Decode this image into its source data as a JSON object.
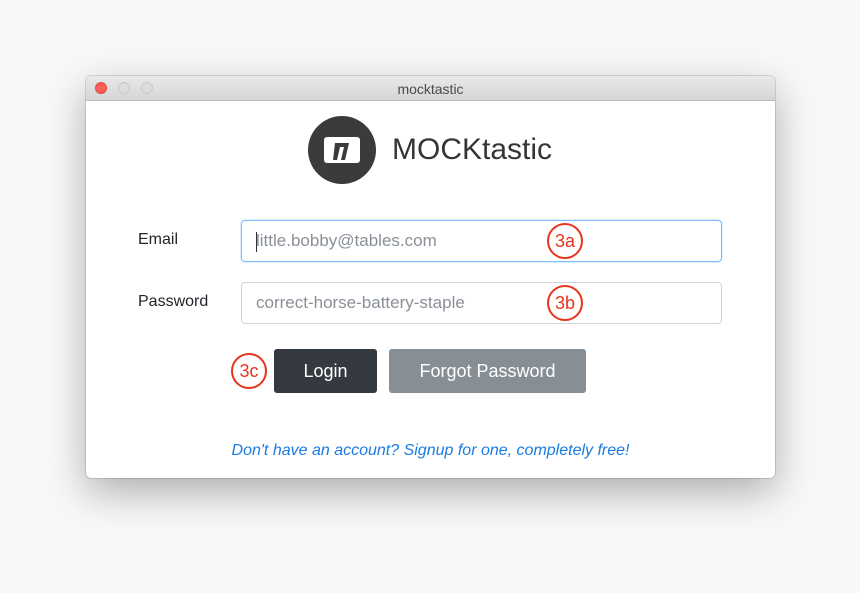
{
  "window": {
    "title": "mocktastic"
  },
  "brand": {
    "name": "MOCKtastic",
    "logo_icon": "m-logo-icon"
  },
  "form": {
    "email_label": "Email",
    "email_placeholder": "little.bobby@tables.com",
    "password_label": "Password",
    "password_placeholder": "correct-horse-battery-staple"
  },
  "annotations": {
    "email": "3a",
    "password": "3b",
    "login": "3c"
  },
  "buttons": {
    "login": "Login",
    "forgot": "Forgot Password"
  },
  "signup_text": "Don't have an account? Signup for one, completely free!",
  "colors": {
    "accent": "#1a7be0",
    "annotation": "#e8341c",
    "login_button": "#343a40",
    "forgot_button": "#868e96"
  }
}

==

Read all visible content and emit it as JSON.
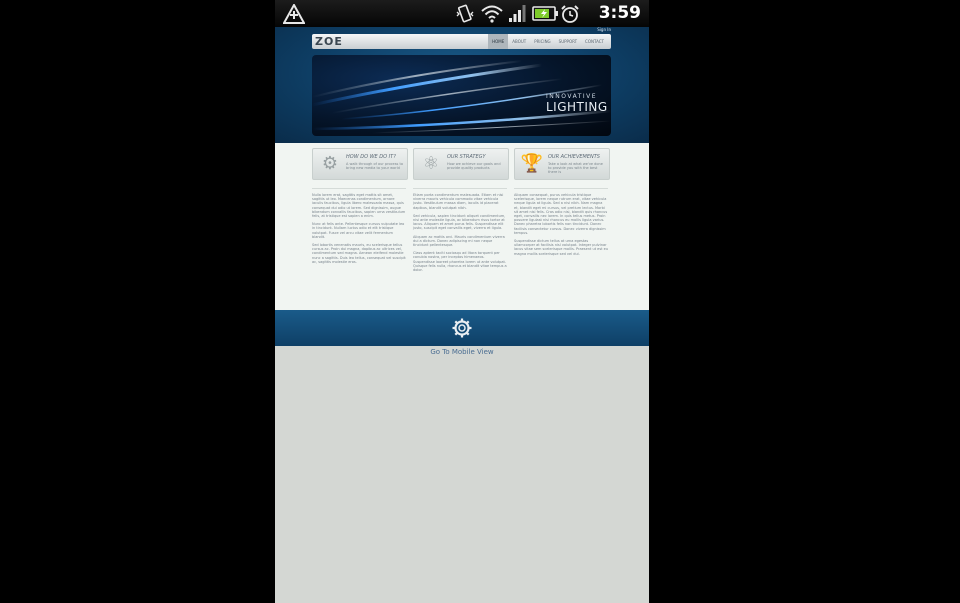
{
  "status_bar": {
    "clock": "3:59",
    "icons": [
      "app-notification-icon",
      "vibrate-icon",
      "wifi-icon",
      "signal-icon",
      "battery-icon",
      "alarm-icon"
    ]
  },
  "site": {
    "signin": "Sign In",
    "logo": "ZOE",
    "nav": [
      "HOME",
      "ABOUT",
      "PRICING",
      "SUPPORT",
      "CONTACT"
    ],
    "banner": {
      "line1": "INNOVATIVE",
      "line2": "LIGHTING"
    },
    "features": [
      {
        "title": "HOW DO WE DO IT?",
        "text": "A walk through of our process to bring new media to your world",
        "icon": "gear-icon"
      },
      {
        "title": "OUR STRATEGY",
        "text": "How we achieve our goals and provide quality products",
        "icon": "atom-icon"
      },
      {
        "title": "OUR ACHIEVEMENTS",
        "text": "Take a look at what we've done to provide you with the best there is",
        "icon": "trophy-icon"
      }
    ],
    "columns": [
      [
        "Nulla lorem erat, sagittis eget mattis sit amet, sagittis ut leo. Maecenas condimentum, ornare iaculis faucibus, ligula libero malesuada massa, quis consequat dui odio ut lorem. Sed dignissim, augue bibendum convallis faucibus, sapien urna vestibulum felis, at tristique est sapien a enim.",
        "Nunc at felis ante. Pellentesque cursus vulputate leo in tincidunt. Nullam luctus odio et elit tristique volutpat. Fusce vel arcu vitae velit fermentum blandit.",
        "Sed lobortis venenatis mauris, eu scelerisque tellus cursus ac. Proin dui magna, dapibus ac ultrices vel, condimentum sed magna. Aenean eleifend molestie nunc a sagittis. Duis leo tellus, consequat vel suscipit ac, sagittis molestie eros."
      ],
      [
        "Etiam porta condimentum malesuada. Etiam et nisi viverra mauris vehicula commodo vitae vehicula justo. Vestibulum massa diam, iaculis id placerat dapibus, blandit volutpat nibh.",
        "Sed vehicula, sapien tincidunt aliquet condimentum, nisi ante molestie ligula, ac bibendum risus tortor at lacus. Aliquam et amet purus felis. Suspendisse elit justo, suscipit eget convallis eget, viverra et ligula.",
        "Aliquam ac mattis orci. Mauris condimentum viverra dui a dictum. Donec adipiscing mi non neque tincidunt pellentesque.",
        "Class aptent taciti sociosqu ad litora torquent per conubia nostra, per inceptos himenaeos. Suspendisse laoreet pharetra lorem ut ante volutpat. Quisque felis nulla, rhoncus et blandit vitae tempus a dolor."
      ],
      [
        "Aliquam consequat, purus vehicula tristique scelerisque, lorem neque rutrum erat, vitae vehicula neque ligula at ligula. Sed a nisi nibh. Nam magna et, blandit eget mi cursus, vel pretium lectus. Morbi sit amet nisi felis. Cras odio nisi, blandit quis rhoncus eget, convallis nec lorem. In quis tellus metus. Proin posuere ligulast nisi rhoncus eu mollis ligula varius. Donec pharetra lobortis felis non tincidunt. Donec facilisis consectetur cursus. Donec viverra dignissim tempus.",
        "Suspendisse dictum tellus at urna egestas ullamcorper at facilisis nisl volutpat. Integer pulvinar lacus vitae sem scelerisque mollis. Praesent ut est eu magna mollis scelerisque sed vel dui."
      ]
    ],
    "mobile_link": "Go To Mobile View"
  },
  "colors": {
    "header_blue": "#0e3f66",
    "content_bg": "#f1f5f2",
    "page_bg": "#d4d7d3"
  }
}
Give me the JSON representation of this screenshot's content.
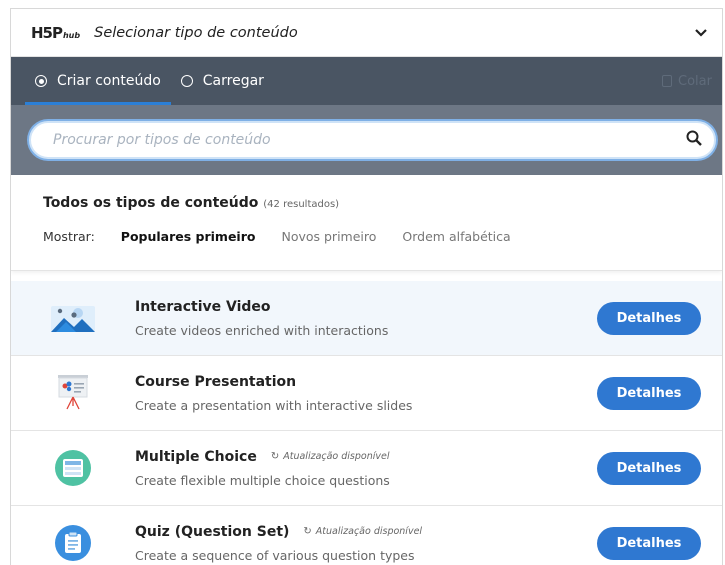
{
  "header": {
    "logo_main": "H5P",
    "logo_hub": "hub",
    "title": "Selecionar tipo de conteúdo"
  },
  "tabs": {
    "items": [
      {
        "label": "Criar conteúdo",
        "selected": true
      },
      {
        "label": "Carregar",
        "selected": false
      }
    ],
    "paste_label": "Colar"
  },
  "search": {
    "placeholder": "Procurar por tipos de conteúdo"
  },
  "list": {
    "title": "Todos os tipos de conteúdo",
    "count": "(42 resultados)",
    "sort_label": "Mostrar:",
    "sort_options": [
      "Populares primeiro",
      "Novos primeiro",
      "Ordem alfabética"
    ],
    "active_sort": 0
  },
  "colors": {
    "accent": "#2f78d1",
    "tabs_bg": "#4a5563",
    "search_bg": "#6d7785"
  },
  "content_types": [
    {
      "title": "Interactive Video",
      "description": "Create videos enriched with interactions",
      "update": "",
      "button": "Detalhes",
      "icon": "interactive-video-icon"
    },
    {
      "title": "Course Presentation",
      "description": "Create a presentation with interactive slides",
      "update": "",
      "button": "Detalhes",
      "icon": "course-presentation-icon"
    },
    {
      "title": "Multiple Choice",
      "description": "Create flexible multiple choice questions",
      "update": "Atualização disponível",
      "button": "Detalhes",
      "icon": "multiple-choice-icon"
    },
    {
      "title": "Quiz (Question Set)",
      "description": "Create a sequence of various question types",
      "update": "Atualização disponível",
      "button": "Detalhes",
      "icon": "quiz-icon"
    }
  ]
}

→ **WHAT YOU NEED TO DO**
Find the lines above holding the word "tincidunt" and show them.

→ **COMPLETE OUTPUT**
        "Nunc at felis ante. Pellentesque cursus vulputate leo in tincidunt. Nullam luctus odio et elit tristique volutpat. Fusce vel arcu vitae velit fermentum blandit.",
        "Sed vehicula, sapien tincidunt aliquet condimentum, nisi ante molestie ligula, ac bibendum risus tortor at lacus. Aliquam et amet purus felis. Suspendisse elit justo, suscipit eget convallis eget, viverra et ligula.",
        "Aliquam ac mattis orci. Mauris condimentum viverra dui a dictum. Donec adipiscing mi non neque tincidunt pellentesque.",
        "Aliquam consequat, purus vehicula tristique scelerisque, lorem neque rutrum erat, vitae vehicula neque ligula at ligula. Sed a nisi nibh. Nam magna et, blandit eget mi cursus, vel pretium lectus. Morbi sit amet nisi felis. Cras odio nisi, blandit quis rhoncus eget, convallis nec lorem. In quis tellus metus. Proin posuere ligulast nisi rhoncus eu mollis ligula varius. Donec pharetra lobortis felis non tincidunt. Donec facilisis consectetur cursus. Donec viverra dignissim tempus.",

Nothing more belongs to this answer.